*** Opening Data shown ***

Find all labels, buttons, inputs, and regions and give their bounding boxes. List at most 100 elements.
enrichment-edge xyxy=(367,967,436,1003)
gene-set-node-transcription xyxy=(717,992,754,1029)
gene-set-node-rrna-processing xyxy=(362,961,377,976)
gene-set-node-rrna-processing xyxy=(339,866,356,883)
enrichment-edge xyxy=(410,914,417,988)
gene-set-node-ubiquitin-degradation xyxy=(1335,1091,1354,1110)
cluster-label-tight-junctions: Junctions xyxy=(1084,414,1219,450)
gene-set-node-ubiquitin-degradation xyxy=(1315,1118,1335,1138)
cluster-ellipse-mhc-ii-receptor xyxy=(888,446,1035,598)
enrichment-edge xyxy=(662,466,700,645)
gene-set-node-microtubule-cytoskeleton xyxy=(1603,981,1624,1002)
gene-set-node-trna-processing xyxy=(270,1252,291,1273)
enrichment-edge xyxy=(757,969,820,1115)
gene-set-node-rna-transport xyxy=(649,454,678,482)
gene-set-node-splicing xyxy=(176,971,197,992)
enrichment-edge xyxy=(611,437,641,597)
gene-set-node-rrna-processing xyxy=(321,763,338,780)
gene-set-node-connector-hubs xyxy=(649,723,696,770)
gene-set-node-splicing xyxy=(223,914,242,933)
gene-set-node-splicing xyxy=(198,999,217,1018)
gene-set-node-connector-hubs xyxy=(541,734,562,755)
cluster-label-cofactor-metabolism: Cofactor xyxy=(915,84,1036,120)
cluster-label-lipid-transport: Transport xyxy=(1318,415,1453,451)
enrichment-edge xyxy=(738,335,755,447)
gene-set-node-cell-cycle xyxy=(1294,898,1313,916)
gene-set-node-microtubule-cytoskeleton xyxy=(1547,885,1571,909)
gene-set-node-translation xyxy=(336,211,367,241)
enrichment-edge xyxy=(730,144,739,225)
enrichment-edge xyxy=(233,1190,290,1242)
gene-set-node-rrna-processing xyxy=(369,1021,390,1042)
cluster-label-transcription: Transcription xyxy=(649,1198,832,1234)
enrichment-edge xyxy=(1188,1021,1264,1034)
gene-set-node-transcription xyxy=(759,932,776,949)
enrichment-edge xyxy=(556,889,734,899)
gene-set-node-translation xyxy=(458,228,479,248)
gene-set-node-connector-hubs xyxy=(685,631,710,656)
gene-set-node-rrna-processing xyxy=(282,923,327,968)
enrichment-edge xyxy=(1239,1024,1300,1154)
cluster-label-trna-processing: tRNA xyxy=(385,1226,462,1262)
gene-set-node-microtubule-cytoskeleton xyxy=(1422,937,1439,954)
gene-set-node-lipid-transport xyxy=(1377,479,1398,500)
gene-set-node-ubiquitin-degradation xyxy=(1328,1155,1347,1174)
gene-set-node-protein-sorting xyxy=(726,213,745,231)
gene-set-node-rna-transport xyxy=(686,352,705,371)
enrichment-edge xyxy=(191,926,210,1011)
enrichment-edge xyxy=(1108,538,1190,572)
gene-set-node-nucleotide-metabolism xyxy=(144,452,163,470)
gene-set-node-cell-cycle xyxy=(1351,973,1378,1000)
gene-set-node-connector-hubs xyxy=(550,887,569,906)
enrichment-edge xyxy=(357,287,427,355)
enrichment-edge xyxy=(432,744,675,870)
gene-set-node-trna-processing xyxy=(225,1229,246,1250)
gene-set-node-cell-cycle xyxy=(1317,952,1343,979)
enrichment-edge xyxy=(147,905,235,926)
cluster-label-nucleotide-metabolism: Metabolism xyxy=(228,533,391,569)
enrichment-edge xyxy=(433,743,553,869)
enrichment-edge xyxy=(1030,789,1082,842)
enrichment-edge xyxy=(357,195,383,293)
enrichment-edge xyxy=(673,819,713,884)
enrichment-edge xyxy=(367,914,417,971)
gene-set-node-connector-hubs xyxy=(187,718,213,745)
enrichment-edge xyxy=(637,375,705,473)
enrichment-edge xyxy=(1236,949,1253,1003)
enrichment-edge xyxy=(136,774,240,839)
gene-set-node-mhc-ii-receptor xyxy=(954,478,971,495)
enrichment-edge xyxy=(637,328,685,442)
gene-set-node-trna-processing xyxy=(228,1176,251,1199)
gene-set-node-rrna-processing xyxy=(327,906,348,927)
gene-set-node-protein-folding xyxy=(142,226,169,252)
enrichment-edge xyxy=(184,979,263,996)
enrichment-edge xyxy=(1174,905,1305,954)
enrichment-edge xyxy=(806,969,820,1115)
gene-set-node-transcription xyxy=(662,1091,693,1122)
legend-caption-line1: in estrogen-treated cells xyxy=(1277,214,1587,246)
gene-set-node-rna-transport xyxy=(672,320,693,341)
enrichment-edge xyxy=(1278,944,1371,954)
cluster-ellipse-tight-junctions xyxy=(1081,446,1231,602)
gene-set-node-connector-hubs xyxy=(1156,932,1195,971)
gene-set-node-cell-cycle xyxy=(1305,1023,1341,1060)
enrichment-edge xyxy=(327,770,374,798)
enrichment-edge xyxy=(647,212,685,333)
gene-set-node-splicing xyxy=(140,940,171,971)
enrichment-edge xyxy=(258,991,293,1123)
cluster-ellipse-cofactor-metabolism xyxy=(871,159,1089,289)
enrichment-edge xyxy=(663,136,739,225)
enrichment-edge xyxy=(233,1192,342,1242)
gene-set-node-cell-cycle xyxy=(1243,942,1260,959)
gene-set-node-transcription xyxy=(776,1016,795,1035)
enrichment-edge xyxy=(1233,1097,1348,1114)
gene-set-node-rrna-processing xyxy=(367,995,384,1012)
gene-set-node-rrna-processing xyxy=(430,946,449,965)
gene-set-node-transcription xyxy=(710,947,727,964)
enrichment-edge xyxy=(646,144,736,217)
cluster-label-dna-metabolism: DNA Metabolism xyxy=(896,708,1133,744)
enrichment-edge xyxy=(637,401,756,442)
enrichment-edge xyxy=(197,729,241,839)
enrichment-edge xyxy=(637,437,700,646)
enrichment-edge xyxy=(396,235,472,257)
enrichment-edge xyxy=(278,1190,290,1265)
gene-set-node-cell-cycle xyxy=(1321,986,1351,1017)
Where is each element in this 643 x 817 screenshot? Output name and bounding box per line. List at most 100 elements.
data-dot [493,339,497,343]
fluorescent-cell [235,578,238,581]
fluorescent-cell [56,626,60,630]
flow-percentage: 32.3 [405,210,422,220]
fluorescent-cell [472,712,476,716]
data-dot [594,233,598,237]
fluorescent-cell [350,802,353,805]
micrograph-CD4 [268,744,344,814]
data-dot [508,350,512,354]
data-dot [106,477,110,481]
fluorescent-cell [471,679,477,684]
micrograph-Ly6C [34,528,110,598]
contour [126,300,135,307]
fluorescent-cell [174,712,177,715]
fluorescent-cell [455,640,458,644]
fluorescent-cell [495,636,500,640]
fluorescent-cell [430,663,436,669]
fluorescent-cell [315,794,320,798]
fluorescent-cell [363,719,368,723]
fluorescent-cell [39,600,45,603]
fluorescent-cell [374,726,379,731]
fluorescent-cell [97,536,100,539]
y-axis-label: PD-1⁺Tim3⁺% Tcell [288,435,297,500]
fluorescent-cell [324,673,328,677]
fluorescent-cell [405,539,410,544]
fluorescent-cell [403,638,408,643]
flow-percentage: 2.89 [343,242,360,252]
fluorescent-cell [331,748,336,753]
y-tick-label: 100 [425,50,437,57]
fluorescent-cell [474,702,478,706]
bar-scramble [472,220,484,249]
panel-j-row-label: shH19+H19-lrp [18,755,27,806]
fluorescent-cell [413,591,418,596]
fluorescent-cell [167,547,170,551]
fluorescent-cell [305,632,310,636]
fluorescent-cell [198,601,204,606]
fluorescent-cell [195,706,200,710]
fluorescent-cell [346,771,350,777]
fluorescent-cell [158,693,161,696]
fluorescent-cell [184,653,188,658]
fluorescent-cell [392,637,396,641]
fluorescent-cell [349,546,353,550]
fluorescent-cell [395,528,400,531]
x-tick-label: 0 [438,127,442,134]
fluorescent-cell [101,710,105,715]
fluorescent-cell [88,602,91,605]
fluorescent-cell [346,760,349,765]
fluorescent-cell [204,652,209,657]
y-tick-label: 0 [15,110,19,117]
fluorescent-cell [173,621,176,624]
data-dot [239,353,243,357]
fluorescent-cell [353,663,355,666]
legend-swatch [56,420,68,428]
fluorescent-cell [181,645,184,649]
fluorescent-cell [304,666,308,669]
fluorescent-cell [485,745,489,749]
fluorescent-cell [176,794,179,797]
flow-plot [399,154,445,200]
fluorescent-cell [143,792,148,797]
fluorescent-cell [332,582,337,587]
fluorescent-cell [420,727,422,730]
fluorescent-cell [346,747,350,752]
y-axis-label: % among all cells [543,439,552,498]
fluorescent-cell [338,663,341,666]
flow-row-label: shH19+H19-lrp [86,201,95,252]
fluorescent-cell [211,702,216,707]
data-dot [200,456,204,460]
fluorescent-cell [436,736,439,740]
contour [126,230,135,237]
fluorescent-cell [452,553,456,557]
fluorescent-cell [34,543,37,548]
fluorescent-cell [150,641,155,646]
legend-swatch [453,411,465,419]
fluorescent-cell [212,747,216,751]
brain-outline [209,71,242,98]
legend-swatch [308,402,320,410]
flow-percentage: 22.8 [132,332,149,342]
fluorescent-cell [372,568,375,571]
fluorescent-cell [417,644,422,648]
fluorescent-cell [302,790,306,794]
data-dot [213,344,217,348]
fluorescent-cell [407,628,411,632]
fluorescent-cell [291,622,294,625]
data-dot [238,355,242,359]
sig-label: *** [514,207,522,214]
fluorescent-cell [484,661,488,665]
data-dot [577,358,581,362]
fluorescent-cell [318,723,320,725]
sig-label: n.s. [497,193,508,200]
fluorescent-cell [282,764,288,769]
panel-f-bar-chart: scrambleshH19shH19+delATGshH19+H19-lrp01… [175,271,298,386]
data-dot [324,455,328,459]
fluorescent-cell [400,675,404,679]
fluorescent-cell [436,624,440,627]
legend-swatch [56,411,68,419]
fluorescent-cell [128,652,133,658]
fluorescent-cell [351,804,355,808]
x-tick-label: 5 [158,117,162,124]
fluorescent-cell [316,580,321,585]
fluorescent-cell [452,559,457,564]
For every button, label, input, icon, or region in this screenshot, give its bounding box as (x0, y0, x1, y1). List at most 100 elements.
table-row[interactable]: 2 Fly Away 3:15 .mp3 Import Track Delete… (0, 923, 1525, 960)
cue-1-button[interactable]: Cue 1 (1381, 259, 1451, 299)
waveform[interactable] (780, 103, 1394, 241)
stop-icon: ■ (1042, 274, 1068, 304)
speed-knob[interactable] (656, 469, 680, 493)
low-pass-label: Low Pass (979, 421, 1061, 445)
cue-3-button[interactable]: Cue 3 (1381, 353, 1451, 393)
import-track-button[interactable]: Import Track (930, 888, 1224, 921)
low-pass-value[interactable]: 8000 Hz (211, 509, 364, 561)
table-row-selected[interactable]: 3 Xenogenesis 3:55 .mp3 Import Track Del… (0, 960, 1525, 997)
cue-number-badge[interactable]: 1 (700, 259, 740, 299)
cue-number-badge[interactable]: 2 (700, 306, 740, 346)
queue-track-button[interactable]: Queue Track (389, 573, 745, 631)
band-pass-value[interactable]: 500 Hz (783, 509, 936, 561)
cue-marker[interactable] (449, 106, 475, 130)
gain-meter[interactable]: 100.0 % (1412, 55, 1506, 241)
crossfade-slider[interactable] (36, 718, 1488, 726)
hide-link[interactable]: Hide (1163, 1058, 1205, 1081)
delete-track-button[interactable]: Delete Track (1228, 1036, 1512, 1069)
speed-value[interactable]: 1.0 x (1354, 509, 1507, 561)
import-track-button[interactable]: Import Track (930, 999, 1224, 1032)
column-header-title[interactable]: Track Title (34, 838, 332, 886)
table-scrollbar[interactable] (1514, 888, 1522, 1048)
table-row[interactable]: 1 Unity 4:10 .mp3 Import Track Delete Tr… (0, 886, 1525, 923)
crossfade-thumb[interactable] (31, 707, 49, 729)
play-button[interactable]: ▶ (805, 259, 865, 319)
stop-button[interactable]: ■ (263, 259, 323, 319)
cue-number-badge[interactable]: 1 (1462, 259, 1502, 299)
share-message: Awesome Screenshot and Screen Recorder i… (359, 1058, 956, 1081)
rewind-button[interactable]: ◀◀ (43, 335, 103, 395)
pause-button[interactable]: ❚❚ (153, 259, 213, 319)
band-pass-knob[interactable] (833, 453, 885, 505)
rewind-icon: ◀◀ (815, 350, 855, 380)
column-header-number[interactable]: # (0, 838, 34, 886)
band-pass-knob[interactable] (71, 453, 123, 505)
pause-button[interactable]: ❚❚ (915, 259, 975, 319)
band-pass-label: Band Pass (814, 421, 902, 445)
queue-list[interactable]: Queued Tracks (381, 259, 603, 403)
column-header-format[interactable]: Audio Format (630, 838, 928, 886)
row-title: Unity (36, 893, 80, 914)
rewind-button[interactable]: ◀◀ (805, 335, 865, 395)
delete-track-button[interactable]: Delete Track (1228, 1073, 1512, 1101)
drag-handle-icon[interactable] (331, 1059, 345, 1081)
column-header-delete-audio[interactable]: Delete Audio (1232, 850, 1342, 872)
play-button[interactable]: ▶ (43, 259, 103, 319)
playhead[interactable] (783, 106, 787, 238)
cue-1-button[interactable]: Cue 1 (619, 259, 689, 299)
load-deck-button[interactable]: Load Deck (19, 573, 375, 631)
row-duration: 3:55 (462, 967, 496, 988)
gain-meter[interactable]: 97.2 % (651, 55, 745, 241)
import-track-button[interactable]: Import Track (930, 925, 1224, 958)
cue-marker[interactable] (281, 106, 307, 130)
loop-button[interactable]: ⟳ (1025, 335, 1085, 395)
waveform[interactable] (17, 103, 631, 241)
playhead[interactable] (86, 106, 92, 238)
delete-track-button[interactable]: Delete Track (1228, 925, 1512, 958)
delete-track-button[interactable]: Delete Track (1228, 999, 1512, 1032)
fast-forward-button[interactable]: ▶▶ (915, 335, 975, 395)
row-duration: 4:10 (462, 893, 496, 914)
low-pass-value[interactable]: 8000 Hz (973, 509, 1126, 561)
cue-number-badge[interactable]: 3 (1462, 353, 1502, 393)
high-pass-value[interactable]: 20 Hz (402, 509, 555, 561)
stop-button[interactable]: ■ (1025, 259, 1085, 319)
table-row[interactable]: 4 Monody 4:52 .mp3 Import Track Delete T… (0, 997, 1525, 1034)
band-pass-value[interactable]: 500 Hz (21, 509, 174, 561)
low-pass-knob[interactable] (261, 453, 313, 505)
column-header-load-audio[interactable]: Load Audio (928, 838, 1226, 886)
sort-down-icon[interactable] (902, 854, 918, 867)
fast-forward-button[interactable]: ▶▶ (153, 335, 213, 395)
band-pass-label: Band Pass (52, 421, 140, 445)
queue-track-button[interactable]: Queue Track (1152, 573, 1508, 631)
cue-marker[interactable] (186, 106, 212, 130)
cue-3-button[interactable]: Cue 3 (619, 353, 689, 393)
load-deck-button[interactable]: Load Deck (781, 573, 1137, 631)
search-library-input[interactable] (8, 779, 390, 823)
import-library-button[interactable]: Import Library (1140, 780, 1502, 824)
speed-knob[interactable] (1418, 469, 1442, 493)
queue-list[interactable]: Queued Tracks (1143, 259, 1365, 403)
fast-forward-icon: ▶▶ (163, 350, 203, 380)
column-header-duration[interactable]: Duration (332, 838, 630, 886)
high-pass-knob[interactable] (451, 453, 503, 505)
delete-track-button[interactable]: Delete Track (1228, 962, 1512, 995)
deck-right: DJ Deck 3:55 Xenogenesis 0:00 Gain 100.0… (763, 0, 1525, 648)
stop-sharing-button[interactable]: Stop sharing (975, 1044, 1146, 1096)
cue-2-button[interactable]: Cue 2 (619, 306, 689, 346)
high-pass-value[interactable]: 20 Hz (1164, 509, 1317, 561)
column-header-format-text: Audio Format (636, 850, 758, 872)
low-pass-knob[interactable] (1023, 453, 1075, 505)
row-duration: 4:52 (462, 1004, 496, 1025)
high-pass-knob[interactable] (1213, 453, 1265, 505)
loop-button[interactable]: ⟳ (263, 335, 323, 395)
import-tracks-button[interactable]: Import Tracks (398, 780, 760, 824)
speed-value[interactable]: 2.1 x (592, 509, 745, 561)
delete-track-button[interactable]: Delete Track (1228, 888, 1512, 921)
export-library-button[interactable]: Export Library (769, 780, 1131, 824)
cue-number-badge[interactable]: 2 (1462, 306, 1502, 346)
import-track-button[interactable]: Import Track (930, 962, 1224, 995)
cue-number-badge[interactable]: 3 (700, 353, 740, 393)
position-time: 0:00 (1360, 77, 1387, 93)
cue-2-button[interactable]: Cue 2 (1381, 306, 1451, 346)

*** Closing Data shown ***

From the records above, pick out and copy each line holding the word "Format".

column-header-format[interactable]: Audio Format (630, 838, 928, 886)
column-header-format-text: Audio Format (636, 850, 758, 872)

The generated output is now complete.